**Stated goal:** Scan the data below for the string "this". Show every line where it turns up.

**Records supplied:**
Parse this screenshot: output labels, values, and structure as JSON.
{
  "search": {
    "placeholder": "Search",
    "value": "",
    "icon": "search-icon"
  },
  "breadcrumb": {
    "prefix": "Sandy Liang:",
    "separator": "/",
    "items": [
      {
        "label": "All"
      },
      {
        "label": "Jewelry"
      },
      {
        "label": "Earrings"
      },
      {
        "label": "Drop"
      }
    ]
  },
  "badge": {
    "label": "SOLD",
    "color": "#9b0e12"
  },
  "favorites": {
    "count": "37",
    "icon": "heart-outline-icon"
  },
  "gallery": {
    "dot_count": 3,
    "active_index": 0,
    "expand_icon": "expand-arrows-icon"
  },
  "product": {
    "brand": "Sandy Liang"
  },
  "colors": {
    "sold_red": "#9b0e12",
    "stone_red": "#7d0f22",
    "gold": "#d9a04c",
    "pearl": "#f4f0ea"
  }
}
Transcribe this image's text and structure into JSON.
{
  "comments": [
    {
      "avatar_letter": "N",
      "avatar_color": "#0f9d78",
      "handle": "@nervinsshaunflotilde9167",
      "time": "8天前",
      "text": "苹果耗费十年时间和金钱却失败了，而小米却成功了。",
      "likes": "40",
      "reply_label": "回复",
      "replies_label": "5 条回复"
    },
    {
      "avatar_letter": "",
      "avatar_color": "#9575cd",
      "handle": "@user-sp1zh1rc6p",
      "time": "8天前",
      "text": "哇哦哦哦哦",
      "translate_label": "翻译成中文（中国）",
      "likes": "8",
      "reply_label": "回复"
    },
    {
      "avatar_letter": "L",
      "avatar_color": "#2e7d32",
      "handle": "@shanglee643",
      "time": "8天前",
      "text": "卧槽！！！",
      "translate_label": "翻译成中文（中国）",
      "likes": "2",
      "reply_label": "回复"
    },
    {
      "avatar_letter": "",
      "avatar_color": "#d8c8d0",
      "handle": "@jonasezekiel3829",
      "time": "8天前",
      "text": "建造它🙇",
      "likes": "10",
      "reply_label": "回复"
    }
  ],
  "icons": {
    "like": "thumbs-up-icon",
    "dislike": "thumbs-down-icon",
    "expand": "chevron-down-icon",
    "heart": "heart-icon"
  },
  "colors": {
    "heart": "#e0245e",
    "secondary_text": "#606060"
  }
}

**Exercise response:**
Parse this screenshot: output labels, values, and structure as JSON.
Transcribe this image's text and structure into JSON.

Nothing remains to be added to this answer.